Stored data »

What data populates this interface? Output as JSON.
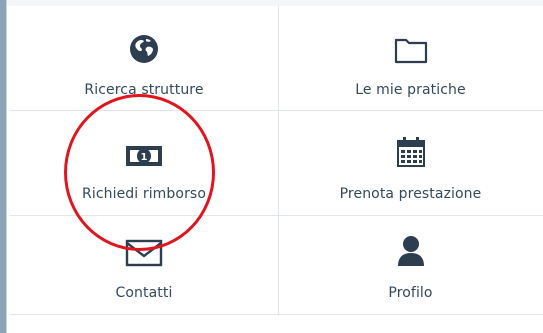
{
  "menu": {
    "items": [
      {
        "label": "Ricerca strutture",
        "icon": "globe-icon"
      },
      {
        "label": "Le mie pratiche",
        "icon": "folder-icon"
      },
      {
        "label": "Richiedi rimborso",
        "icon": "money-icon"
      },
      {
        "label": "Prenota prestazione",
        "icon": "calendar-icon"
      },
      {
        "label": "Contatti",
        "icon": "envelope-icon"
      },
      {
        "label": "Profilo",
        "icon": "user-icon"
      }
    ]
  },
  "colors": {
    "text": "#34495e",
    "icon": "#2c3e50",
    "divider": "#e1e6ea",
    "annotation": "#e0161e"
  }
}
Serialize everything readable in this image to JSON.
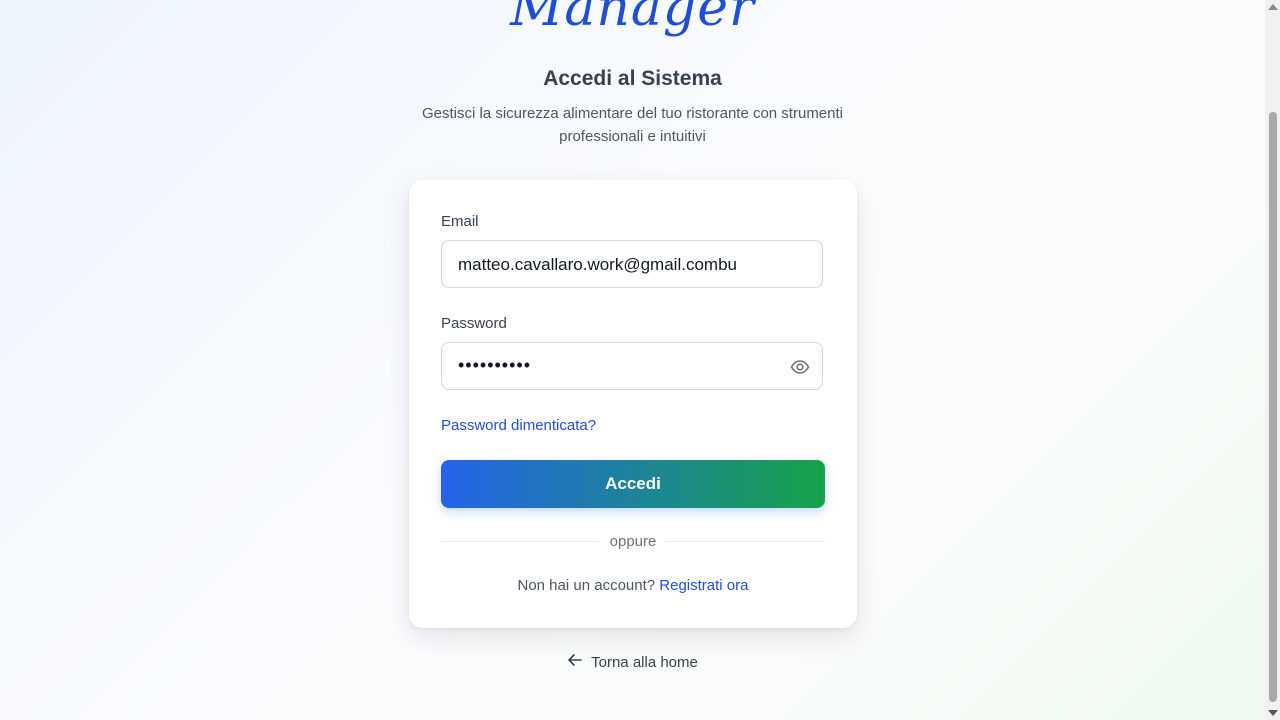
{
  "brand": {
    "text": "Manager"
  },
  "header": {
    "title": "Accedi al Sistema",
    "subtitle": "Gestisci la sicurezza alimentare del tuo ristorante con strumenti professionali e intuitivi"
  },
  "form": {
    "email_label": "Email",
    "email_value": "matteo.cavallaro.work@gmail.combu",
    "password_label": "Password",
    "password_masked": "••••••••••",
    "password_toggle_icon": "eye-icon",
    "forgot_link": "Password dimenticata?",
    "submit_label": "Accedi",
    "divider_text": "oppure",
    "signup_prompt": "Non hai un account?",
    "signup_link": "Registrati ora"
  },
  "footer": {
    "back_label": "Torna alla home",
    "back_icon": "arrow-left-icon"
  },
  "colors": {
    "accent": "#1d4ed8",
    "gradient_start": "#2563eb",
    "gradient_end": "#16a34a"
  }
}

What is asked »
Retype the whole listing exactly and leave the pictures out.

Answer to the task »
What data populates this interface? Output as JSON.
{
  "menu": {
    "items": [
      {
        "label": "Ricerca strutture",
        "icon": "globe-icon"
      },
      {
        "label": "Le mie pratiche",
        "icon": "folder-icon"
      },
      {
        "label": "Richiedi rimborso",
        "icon": "money-icon"
      },
      {
        "label": "Prenota prestazione",
        "icon": "calendar-icon"
      },
      {
        "label": "Contatti",
        "icon": "envelope-icon"
      },
      {
        "label": "Profilo",
        "icon": "user-icon"
      }
    ]
  },
  "colors": {
    "text": "#34495e",
    "icon": "#2c3e50",
    "divider": "#e1e6ea",
    "annotation": "#e0161e"
  }
}
Serialize everything readable in this image to JSON.
{
  "brand": {
    "text": "Manager"
  },
  "header": {
    "title": "Accedi al Sistema",
    "subtitle": "Gestisci la sicurezza alimentare del tuo ristorante con strumenti professionali e intuitivi"
  },
  "form": {
    "email_label": "Email",
    "email_value": "matteo.cavallaro.work@gmail.combu",
    "password_label": "Password",
    "password_masked": "••••••••••",
    "password_toggle_icon": "eye-icon",
    "forgot_link": "Password dimenticata?",
    "submit_label": "Accedi",
    "divider_text": "oppure",
    "signup_prompt": "Non hai un account?",
    "signup_link": "Registrati ora"
  },
  "footer": {
    "back_label": "Torna alla home",
    "back_icon": "arrow-left-icon"
  },
  "colors": {
    "accent": "#1d4ed8",
    "gradient_start": "#2563eb",
    "gradient_end": "#16a34a"
  }
}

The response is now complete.